**SET EXERCISE**. Format all the lines of the items below as a JSON list of strings, one string per line, omitting blank lines. Leave the pictures out of the answer.

=-=-=

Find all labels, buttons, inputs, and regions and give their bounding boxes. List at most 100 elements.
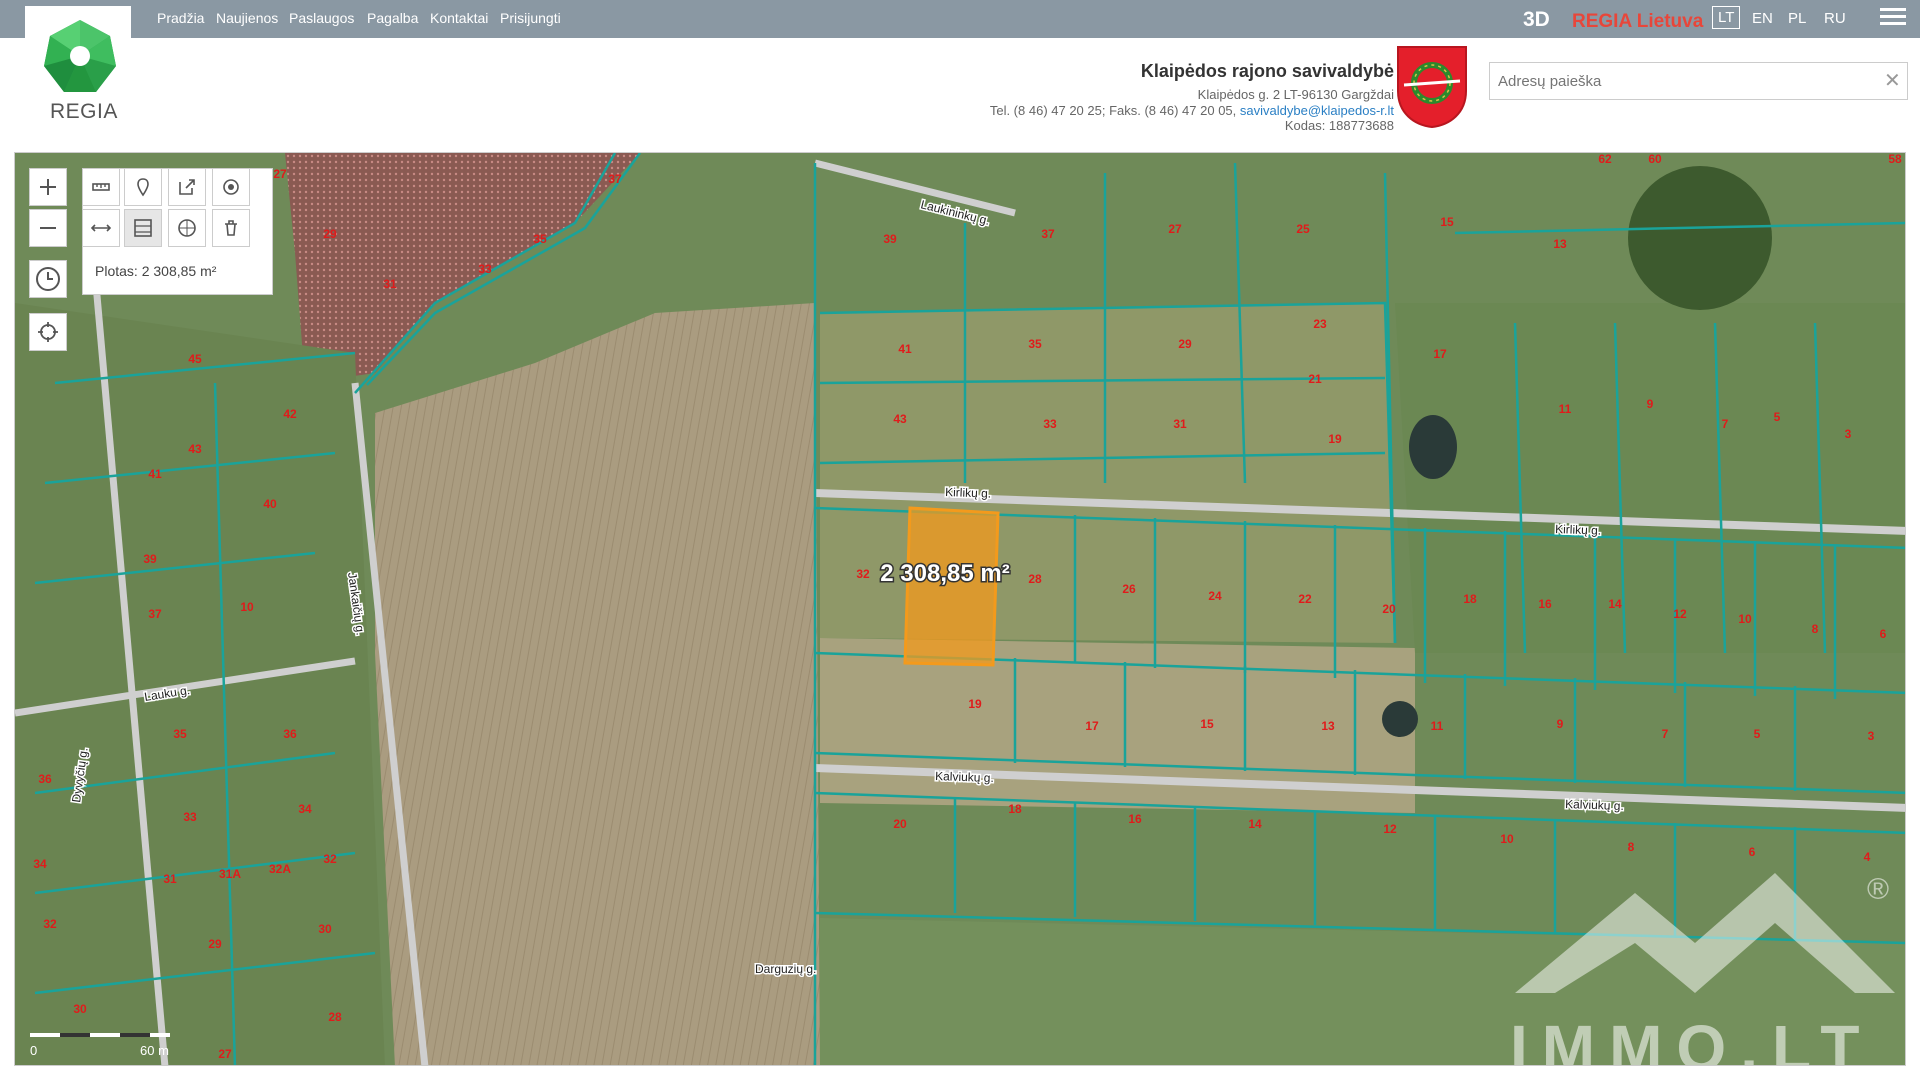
minus-icon <box>40 227 56 229</box>
parcel-number-label: 32 <box>43 917 57 931</box>
parcel-number-label: 36 <box>38 772 52 786</box>
parcel-number-label: 9 <box>1647 397 1654 411</box>
export-button[interactable] <box>168 168 206 206</box>
parcel-number-label: 26 <box>1122 582 1136 596</box>
parcel-number-label: 10 <box>1500 832 1514 846</box>
parcel-number-label: 31 <box>383 277 397 291</box>
parcel-number-label: 14 <box>1248 817 1262 831</box>
parcel-number-label: 39 <box>883 232 897 246</box>
parcel-number-label: 32 <box>856 567 870 581</box>
phone-text: Tel. (8 46) 47 20 25; Faks. (8 46) 47 20… <box>989 103 1240 118</box>
nav-link-news[interactable]: Naujienos <box>216 10 278 26</box>
parcel-number-label: 20 <box>893 817 907 831</box>
parcel-number-label: 58 <box>1888 153 1902 166</box>
parcel-number-label: 6 <box>1749 845 1756 859</box>
lang-ru[interactable]: RU <box>1824 10 1846 27</box>
target-point-button[interactable] <box>212 168 250 206</box>
parcel-number-label: 16 <box>1128 812 1142 826</box>
parcel-number-label: 34 <box>298 802 312 816</box>
parcel-number-label: 28 <box>1028 572 1042 586</box>
scale-start: 0 <box>30 1043 37 1058</box>
nav-link-help[interactable]: Pagalba <box>367 10 418 26</box>
hamburger-menu-icon[interactable] <box>1880 8 1906 30</box>
pond-south <box>1382 701 1418 737</box>
lang-en[interactable]: EN <box>1752 10 1773 27</box>
close-icon[interactable]: ✕ <box>1884 68 1901 93</box>
parcel-number-label: 37 <box>1041 227 1055 241</box>
area-measurement-label: 2 308,85 m² <box>880 560 1009 587</box>
measure-radius-button[interactable] <box>168 209 206 247</box>
street-label: Kalviukų g. <box>935 769 994 785</box>
parcel-number-label: 33 <box>1043 417 1057 431</box>
parcel-number-label: 19 <box>1328 432 1342 446</box>
scale-bar-segment <box>120 1033 150 1037</box>
map-canvas[interactable]: Laukininkų g.Kirlikų g.Kirlikų g.Kalviuk… <box>15 153 1906 1066</box>
parcel-number-label: 35 <box>1028 337 1042 351</box>
parcel-number-label: 32A <box>269 862 291 876</box>
nav-link-login[interactable]: Prisijungti <box>500 10 561 26</box>
globe-cursor-icon <box>178 219 196 237</box>
parcel-number-label: 27 <box>1168 222 1182 236</box>
scale-end: 60 m <box>140 1043 169 1058</box>
nav-link-contacts[interactable]: Kontaktai <box>430 10 488 26</box>
parcel-number-label: 20 <box>1382 602 1396 616</box>
parcel-number-label: 15 <box>1200 717 1214 731</box>
street-label: Darguzių g. <box>755 962 816 976</box>
nav-link-services[interactable]: Paslaugos <box>289 10 354 26</box>
parcel-number-label: 23 <box>1313 317 1327 331</box>
zoom-out-button[interactable] <box>29 209 67 247</box>
parcel-number-label: 29 <box>323 227 337 241</box>
measure-distance-button[interactable] <box>82 168 120 206</box>
parcel-number-label: 9 <box>1557 717 1564 731</box>
plus-icon <box>40 179 56 195</box>
3d-button[interactable]: 3D <box>1523 8 1550 32</box>
parcel-number-label: 37 <box>148 607 162 621</box>
map-view[interactable]: Laukininkų g. Kirlikų g. Kirlikų g. Kalviuk… <box>14 152 1906 1066</box>
parcel-number-label: 43 <box>188 442 202 456</box>
crosshair-icon <box>38 322 58 342</box>
municipality-phones: Tel. (8 46) 47 20 25; Faks. (8 46) 47 20… <box>990 103 1394 118</box>
parcel-number-label: 33 <box>478 262 492 276</box>
parcel-number-label: 14 <box>1608 597 1622 611</box>
coat-of-arms-icon <box>1397 46 1467 129</box>
parcel-number-label: 33 <box>183 810 197 824</box>
nav-link-home[interactable]: Pradžia <box>157 10 204 26</box>
regia-logo-icon[interactable] <box>40 16 120 96</box>
delete-measurement-button[interactable] <box>212 209 250 247</box>
zoom-in-button[interactable] <box>29 168 67 206</box>
parcel-number-label: 42 <box>283 407 297 421</box>
parcel-number-label: 5 <box>1774 410 1781 424</box>
parcel-number-label: 19 <box>968 697 982 711</box>
ruler-icon <box>92 183 110 191</box>
place-marker-button[interactable] <box>124 168 162 206</box>
lang-pl[interactable]: PL <box>1788 10 1806 27</box>
street-label: Kirlikų g. <box>1555 522 1601 538</box>
measure-area-button[interactable] <box>124 209 162 247</box>
locate-button[interactable] <box>29 313 67 351</box>
parcel-number-label: 13 <box>1553 237 1567 251</box>
street-label: Kalviukų g. <box>1565 797 1624 813</box>
parcel-number-label: 12 <box>1383 822 1397 836</box>
parcel-number-label: 30 <box>73 1002 87 1016</box>
pond-north <box>1409 415 1457 479</box>
parcel-number-label: 11 <box>1431 719 1444 733</box>
area-readout: Plotas: 2 308,85 m² <box>95 263 217 279</box>
parcel-number-label: 41 <box>148 467 162 481</box>
scale-bar-segment <box>60 1033 90 1037</box>
history-button[interactable] <box>29 260 67 298</box>
lang-lt[interactable]: LT <box>1712 6 1741 29</box>
email-link[interactable]: savivaldybe@klaipedos-r.lt <box>1240 103 1394 118</box>
tree-cluster <box>1628 166 1772 310</box>
measure-line-button[interactable] <box>82 209 120 247</box>
clock-icon <box>36 267 60 291</box>
brand-title[interactable]: REGIA Lietuva <box>1572 11 1703 33</box>
parcel-number-label: 37 <box>608 172 622 186</box>
parcel-number-label: 13 <box>1321 719 1335 733</box>
parcel-number-label: 3 <box>1868 729 1875 743</box>
address-search-input[interactable] <box>1489 62 1908 100</box>
trash-icon <box>225 220 237 236</box>
map-pin-icon <box>137 178 149 197</box>
parcel-number-label: 31 <box>163 872 177 886</box>
parcel-number-label: 31A <box>219 867 241 881</box>
municipality-address: Klaipėdos g. 2 LT-96130 Gargždai <box>1197 87 1394 102</box>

=-=-=

**THE REPLY**.
[
  "Find all labels, buttons, inputs, and regions and give their bounding boxes. List at most 100 elements.",
  "minus-icon <box>40 227 56 229</box>",
  "parcel-number-label: 32 <box>43 917 57 931</box>",
  "parcel-number-label: 36 <box>38 772 52 786</box>",
  "parcel-number-label: 9 <box>1647 397 1654 411</box>",
  "export-button[interactable] <box>168 168 206 206</box>",
  "parcel-number-label: 26 <box>1122 582 1136 596</box>",
  "parcel-number-label: 10 <box>1500 832 1514 846</box>",
  "parcel-number-label: 31 <box>383 277 397 291</box>",
  "parcel-number-label: 14 <box>1248 817 1262 831</box>",
  "parcel-number-label: 39 <box>883 232 897 246</box>",
  "parcel-number-label: 32 <box>856 567 870 581</box>",
  "phone-text: Tel. (8 46) 47 20 25; Faks. (8 46) 47 20… <box>989 103 1240 118</box>",
  "nav-link-news[interactable]: Naujienos <box>216 10 278 26</box>",
  "parcel-number-label: 20 <box>893 817 907 831</box>",
  "parcel-number-label: 58 <box>1888 153 1902 166</box>",
  "parcel-number-label: 6 <box>1749 845 1756 859</box>",
  "lang-ru[interactable]: RU <box>1824 10 1846 27</box>",
  "target-point-button[interactable] <box>212 168 250 206</box>",
  "parcel-number-label: 16 <box>1128 812 1142 826</box>",
  "parcel-number-label: 34 <box>298 802 312 816</box>",
  "parcel-number-label: 28 <box>1028 572 1042 586</box>",
  "scale-start: 0 <box>30 1043 37 1058</box>",
  "nav-link-help[interactable]: Pagalba <box>367 10 418 26</box>",
  "hamburger-menu-icon[interactable] <box>1880 8 1906 30</box>",
  "pond-south <box>1382 701 1418 737</box>",
  "lang-en[interactable]: EN <box>1752 10 1773 27</box>",
  "close-icon[interactable]: ✕ <box>1884 68 1901 93</box>",
  "parcel-number-label: 37 <box>1041 227 1055 241</box>",
  "area-measurement-label: 2 308,85 m² <box>880 560 1009 587</box>",
  "measure-radius-button[interactable] <box>168 209 206 247</box>",
  "street-label: Kalviukų g. <box>935 769 994 785</box>",
  "parcel-number-label: 33 <box>1043 417 1057 431</box>",
  "parcel-number-label: 19 <box>1328 432 1342 446</box>",
  "scale-bar-segment <box>120 1033 150 1037</box>",
  "map-canvas[interactable]: Laukininkų g.Kirlikų g.Kirlikų g.Kalviuk… <box>15 153 1906 1066</box>",
  "parcel-number-label: 35 <box>1028 337 1042 351</box>",
  "parcel-number-label: 32A <box>269 862 291 876</box>",
  "nav-link-login[interactable]: Prisijungti <box>500 10 561 26</box>",
  "globe-cursor-icon <box>178 219 196 237</box>",
  "parcel-number-label: 27 <box>1168 222 1182 236</box>",
  "scale-end: 60 m <box>140 1043 169 1058</box>",
  "nav-link-contacts[interactable]: Kontaktai <box>430 10 488 26</box>",
  "parcel-number-label: 20 <box>1382 602 1396 616</box>",
  "parcel-number-label: 15 <box>1200 717 1214 731</box>",
  "street-label: Darguzių g. <box>755 962 816 976</box>",
  "nav-link-services[interactable]: Paslaugos <box>289 10 354 26</box>",
  "parcel-number-label: 23 <box>1313 317 1327 331</box>",
  "zoom-out-button[interactable] <box>29 209 67 247</box>",
  "parcel-number-label: 29 <box>323 227 337 241</box>",
  "measure-distance-button[interactable] <box>82 168 120 206</box>",
  "parcel-number-label: 9 <box>1557 717 1564 731</box>",
  "plus-icon <box>40 179 56 195</box>",
  "3d-button[interactable]: 3D <box>1523 8 1550 32</box>",
  "parcel-number-label: 37 <box>148 607 162 621</box>",
  "map-view[interactable]: Laukininkų g. Kirlikų g. Kirlikų g. Kalviuk… <box>14 152 1906 1066</box>",
  "parcel-number-label: 43 <box>188 442 202 456</box>",
  "crosshair-icon <box>38 322 58 342</box>",
  "municipality-phones: Tel. (8 46) 47 20 25; Faks. (8 46) 47 20… <box>990 103 1394 118</box>",
  "parcel-number-label: 33 <box>478 262 492 276</box>",
  "parcel-number-label: 14 <box>1608 597 1622 611</box>",
  "coat-of-arms-icon <box>1397 46 1467 129</box>",
  "parcel-number-label: 33 <box>183 810 197 824</box>",
  "nav-link-home[interactable]: Pradžia <box>157 10 204 26</box>",
  "regia-logo-icon[interactable] <box>40 16 120 96</box>",
  "delete-measurement-button[interactable] <box>212 209 250 247</box>",
  "zoom-in-button[interactable] <box>29 168 67 206</box>",
  "parcel-number-label: 42 <box>283 407 297 421</box>",
  "parcel-number-label: 5 <box>1774 410 1781 424</box>",
  "parcel-number-label: 19 <box>968 697 982 711</box>",
  "ruler-icon <box>92 183 110 191</box>",
  "place-marker-button[interactable] <box>124 168 162 206</box>",
  "lang-pl[interactable]: PL <box>1788 10 1806 27</box>",
  "street-label: Kirlikų g. <box>1555 522 1601 538</box>",
  "measure-area-button[interactable] <box>124 209 162 247</box>",
  "locate-button[interactable] <box>29 313 67 351</box>",
  "parcel-number-label: 13 <box>1553 237 1567 251</box>",
  "street-label: Kalviukų g. <box>1565 797 1624 813</box>",
  "parcel-number-label: 12 <box>1383 822 1397 836</box>",
  "parcel-number-label: 30 <box>73 1002 87 1016</box>",
  "pond-north <box>1409 415 1457 479</box>",
  "parcel-number-label: 11 <box>1431 719 1444 733</box>",
  "area-readout: Plotas: 2 308,85 m² <box>95 263 217 279</box>",
  "parcel-number-label: 41 <box>148 467 162 481</box>",
  "scale-bar-segment <box>60 1033 90 1037</box>",
  "history-button[interactable] <box>29 260 67 298</box>",
  "lang-lt[interactable]: LT <box>1712 6 1741 29</box>",
  "email-link[interactable]: savivaldybe@klaipedos-r.lt <box>1240 103 1394 118</box>",
  "tree-cluster <box>1628 166 1772 310</box>",
  "measure-line-button[interactable] <box>82 209 120 247</box>",
  "clock-icon <box>36 267 60 291</box>",
  "brand-title[interactable]: REGIA Lietuva <box>1572 11 1703 33</box>",
  "parcel-number-label: 37 <box>608 172 622 186</box>",
  "parcel-number-label: 13 <box>1321 719 1335 733</box>",
  "parcel-number-label: 3 <box>1868 729 1875 743</box>",
  "address-search-input[interactable] <box>1489 62 1908 100</box>",
  "trash-icon <box>225 220 237 236</box>",
  "map-pin-icon <box>137 178 149 197</box>",
  "parcel-number-label: 31 <box>163 872 177 886</box>",
  "parcel-number-label: 31A <box>219 867 241 881</box>",
  "municipality-address: Klaipėdos g. 2 LT-96130 Gargždai <box>1197 87 1394 102</box>"
]